■ INFORMATION GIVEN:
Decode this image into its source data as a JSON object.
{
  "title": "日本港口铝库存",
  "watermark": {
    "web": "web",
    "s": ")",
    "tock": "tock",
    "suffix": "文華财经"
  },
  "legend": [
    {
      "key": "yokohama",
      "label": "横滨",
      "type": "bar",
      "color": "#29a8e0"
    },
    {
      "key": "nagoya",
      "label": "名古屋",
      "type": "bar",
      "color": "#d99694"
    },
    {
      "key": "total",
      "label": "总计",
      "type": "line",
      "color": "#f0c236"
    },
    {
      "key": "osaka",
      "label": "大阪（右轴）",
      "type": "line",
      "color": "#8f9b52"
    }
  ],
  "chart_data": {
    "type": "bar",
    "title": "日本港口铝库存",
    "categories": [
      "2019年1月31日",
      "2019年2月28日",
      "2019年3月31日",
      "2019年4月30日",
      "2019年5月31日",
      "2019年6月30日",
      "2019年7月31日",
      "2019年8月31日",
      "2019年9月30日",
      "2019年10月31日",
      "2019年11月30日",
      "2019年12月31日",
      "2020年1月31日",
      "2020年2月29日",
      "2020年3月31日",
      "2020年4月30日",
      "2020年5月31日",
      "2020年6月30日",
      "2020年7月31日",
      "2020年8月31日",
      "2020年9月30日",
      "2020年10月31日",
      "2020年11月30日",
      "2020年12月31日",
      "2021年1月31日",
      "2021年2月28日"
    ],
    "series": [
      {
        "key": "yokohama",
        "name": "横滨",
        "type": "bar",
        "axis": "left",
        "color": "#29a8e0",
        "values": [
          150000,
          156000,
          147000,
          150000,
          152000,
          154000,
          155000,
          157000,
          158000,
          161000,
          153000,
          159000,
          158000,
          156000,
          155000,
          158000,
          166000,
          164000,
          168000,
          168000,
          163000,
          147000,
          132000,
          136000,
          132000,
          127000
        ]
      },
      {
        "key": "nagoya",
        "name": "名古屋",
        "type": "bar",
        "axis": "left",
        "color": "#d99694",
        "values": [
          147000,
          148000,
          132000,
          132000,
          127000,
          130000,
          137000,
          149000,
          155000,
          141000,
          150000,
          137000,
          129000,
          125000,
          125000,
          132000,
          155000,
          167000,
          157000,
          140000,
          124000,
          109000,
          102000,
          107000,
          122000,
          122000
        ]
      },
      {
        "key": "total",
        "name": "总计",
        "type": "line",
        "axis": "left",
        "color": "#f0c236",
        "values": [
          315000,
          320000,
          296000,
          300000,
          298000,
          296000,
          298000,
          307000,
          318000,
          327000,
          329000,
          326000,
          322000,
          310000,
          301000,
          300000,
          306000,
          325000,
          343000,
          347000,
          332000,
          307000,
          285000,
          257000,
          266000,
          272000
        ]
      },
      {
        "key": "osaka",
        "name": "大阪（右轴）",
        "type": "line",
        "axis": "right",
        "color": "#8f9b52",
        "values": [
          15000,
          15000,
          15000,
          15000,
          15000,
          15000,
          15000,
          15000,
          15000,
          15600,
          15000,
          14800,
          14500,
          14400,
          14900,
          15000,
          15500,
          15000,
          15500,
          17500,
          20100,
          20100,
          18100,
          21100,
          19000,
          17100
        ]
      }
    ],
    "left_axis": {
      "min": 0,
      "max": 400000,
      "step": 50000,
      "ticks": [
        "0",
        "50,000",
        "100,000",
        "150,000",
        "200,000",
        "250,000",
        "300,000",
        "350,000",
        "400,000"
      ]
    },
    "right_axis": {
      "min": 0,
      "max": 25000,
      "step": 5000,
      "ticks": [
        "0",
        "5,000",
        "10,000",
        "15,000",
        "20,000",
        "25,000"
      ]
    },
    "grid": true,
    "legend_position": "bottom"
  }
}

■ PROBLEM DETAILS:
Print the entries exactly. Include every one.

■ TASK ANSWER:
Decode this image into its source data as a JSON object.
{
  "title": "日本港口铝库存",
  "watermark": {
    "web": "web",
    "s": ")",
    "tock": "tock",
    "suffix": "文華财经"
  },
  "legend": [
    {
      "key": "yokohama",
      "label": "横滨",
      "type": "bar",
      "color": "#29a8e0"
    },
    {
      "key": "nagoya",
      "label": "名古屋",
      "type": "bar",
      "color": "#d99694"
    },
    {
      "key": "total",
      "label": "总计",
      "type": "line",
      "color": "#f0c236"
    },
    {
      "key": "osaka",
      "label": "大阪（右轴）",
      "type": "line",
      "color": "#8f9b52"
    }
  ],
  "chart_data": {
    "type": "bar",
    "title": "日本港口铝库存",
    "categories": [
      "2019年1月31日",
      "2019年2月28日",
      "2019年3月31日",
      "2019年4月30日",
      "2019年5月31日",
      "2019年6月30日",
      "2019年7月31日",
      "2019年8月31日",
      "2019年9月30日",
      "2019年10月31日",
      "2019年11月30日",
      "2019年12月31日",
      "2020年1月31日",
      "2020年2月29日",
      "2020年3月31日",
      "2020年4月30日",
      "2020年5月31日",
      "2020年6月30日",
      "2020年7月31日",
      "2020年8月31日",
      "2020年9月30日",
      "2020年10月31日",
      "2020年11月30日",
      "2020年12月31日",
      "2021年1月31日",
      "2021年2月28日"
    ],
    "series": [
      {
        "key": "yokohama",
        "name": "横滨",
        "type": "bar",
        "axis": "left",
        "color": "#29a8e0",
        "values": [
          150000,
          156000,
          147000,
          150000,
          152000,
          154000,
          155000,
          157000,
          158000,
          161000,
          153000,
          159000,
          158000,
          156000,
          155000,
          158000,
          166000,
          164000,
          168000,
          168000,
          163000,
          147000,
          132000,
          136000,
          132000,
          127000
        ]
      },
      {
        "key": "nagoya",
        "name": "名古屋",
        "type": "bar",
        "axis": "left",
        "color": "#d99694",
        "values": [
          147000,
          148000,
          132000,
          132000,
          127000,
          130000,
          137000,
          149000,
          155000,
          141000,
          150000,
          137000,
          129000,
          125000,
          125000,
          132000,
          155000,
          167000,
          157000,
          140000,
          124000,
          109000,
          102000,
          107000,
          122000,
          122000
        ]
      },
      {
        "key": "total",
        "name": "总计",
        "type": "line",
        "axis": "left",
        "color": "#f0c236",
        "values": [
          315000,
          320000,
          296000,
          300000,
          298000,
          296000,
          298000,
          307000,
          318000,
          327000,
          329000,
          326000,
          322000,
          310000,
          301000,
          300000,
          306000,
          325000,
          343000,
          347000,
          332000,
          307000,
          285000,
          257000,
          266000,
          272000
        ]
      },
      {
        "key": "osaka",
        "name": "大阪（右轴）",
        "type": "line",
        "axis": "right",
        "color": "#8f9b52",
        "values": [
          15000,
          15000,
          15000,
          15000,
          15000,
          15000,
          15000,
          15000,
          15000,
          15600,
          15000,
          14800,
          14500,
          14400,
          14900,
          15000,
          15500,
          15000,
          15500,
          17500,
          20100,
          20100,
          18100,
          21100,
          19000,
          17100
        ]
      }
    ],
    "left_axis": {
      "min": 0,
      "max": 400000,
      "step": 50000,
      "ticks": [
        "0",
        "50,000",
        "100,000",
        "150,000",
        "200,000",
        "250,000",
        "300,000",
        "350,000",
        "400,000"
      ]
    },
    "right_axis": {
      "min": 0,
      "max": 25000,
      "step": 5000,
      "ticks": [
        "0",
        "5,000",
        "10,000",
        "15,000",
        "20,000",
        "25,000"
      ]
    },
    "grid": true,
    "legend_position": "bottom"
  }
}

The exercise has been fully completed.